Problem to work on: Look for the string "ylabel" in the lines and copy each line that has it.
--- start of Provided records ---
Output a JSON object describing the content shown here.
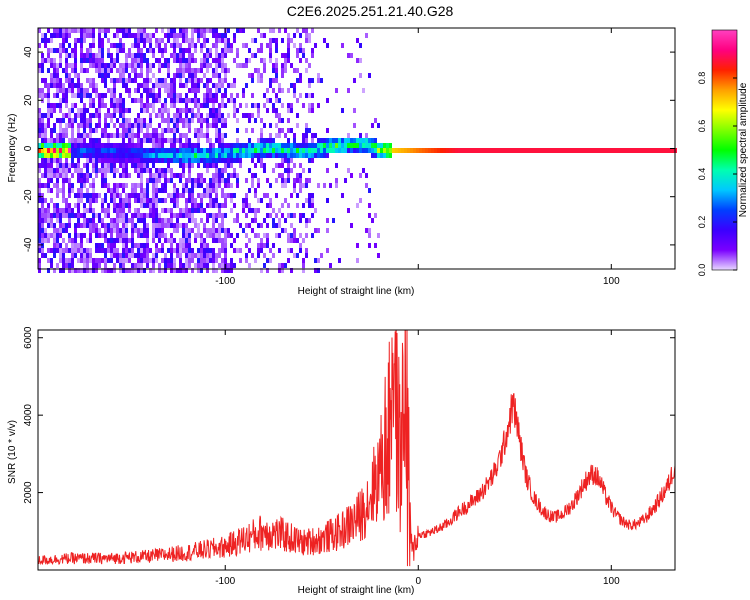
{
  "title": "C2E6.2025.251.21.40.G28",
  "chart_data": [
    {
      "type": "heatmap",
      "xlabel": "Height of straight line (km)",
      "ylabel": "Frequency (Hz)",
      "xlim": [
        -197,
        133
      ],
      "ylim": [
        -50,
        50
      ],
      "x_ticks": [
        -100,
        0,
        100
      ],
      "x_tick_labels": [
        "-100",
        "",
        "100"
      ],
      "y_ticks": [
        -40,
        -20,
        0,
        20,
        40
      ],
      "y_tick_labels": [
        "-40",
        "-20",
        "0",
        "20",
        "40"
      ],
      "colorbar": {
        "label": "Normalized spectral amplitude",
        "range": [
          0,
          1
        ],
        "ticks": [
          0.0,
          0.2,
          0.4,
          0.6,
          0.8
        ],
        "tick_labels": [
          "0.0",
          "0.2",
          "0.4",
          "0.6",
          "0.8"
        ],
        "colormap": [
          "#e8d8ff",
          "#7a00ff",
          "#3a00ff",
          "#0040ff",
          "#00c8ff",
          "#00ffb0",
          "#00ff00",
          "#80ff00",
          "#ffff00",
          "#ffa000",
          "#ff2000",
          "#ff0080",
          "#ff40c0"
        ]
      },
      "ridge": [
        {
          "x": -180,
          "f": 0,
          "amp": 0.3
        },
        {
          "x": -150,
          "f": -1,
          "amp": 0.3
        },
        {
          "x": -120,
          "f": -2,
          "amp": 0.45
        },
        {
          "x": -100,
          "f": -1,
          "amp": 0.45
        },
        {
          "x": -80,
          "f": 1,
          "amp": 0.5
        },
        {
          "x": -60,
          "f": 0,
          "amp": 0.5
        },
        {
          "x": -45,
          "f": 2,
          "amp": 0.55
        },
        {
          "x": -30,
          "f": 3,
          "amp": 0.5
        },
        {
          "x": -18,
          "f": 0,
          "amp": 0.75
        },
        {
          "x": 0,
          "f": 0,
          "amp": 0.85
        },
        {
          "x": 20,
          "f": 0,
          "amp": 0.95
        },
        {
          "x": 60,
          "f": 0,
          "amp": 0.95
        },
        {
          "x": 90,
          "f": 0,
          "amp": 0.95
        },
        {
          "x": 133,
          "f": 0,
          "amp": 0.95
        }
      ]
    },
    {
      "type": "line",
      "xlabel": "Height of straight line (km)",
      "ylabel": "SNR (10 * v/v)",
      "xlim": [
        -197,
        133
      ],
      "ylim": [
        0,
        6200
      ],
      "x_ticks": [
        -100,
        0,
        100
      ],
      "x_tick_labels": [
        "-100",
        "0",
        "100"
      ],
      "y_ticks": [
        2000,
        4000,
        6000
      ],
      "y_tick_labels": [
        "2000",
        "4000",
        "6000"
      ],
      "series": [
        {
          "color": "#ee2222",
          "x": [
            -197,
            -180,
            -160,
            -140,
            -120,
            -100,
            -90,
            -80,
            -70,
            -60,
            -50,
            -40,
            -30,
            -25,
            -20,
            -15,
            -14,
            -13,
            -12,
            -11,
            -10,
            -9,
            -8,
            -7,
            -6,
            -5,
            -4,
            -3,
            -2,
            0,
            5,
            10,
            15,
            20,
            25,
            30,
            35,
            40,
            44,
            47,
            49,
            51,
            53,
            56,
            60,
            65,
            70,
            75,
            80,
            85,
            88,
            91,
            94,
            98,
            102,
            106,
            110,
            114,
            118,
            122,
            126,
            130,
            133
          ],
          "y": [
            250,
            300,
            300,
            350,
            450,
            600,
            800,
            1000,
            900,
            700,
            800,
            1000,
            1400,
            1900,
            2600,
            3500,
            5200,
            6200,
            4700,
            3800,
            3300,
            2700,
            3900,
            4700,
            5100,
            2700,
            800,
            400,
            700,
            900,
            950,
            1050,
            1200,
            1450,
            1650,
            1850,
            2150,
            2550,
            3150,
            3800,
            4300,
            3850,
            3200,
            2400,
            1850,
            1500,
            1350,
            1450,
            1700,
            2150,
            2400,
            2500,
            2300,
            1800,
            1450,
            1250,
            1150,
            1200,
            1350,
            1600,
            1900,
            2250,
            2750
          ]
        }
      ]
    }
  ]
}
--- end of Provided records ---
Exercise solution:
      "ylabel": "Frequency (Hz)",
      "ylabel": "SNR (10 * v/v)",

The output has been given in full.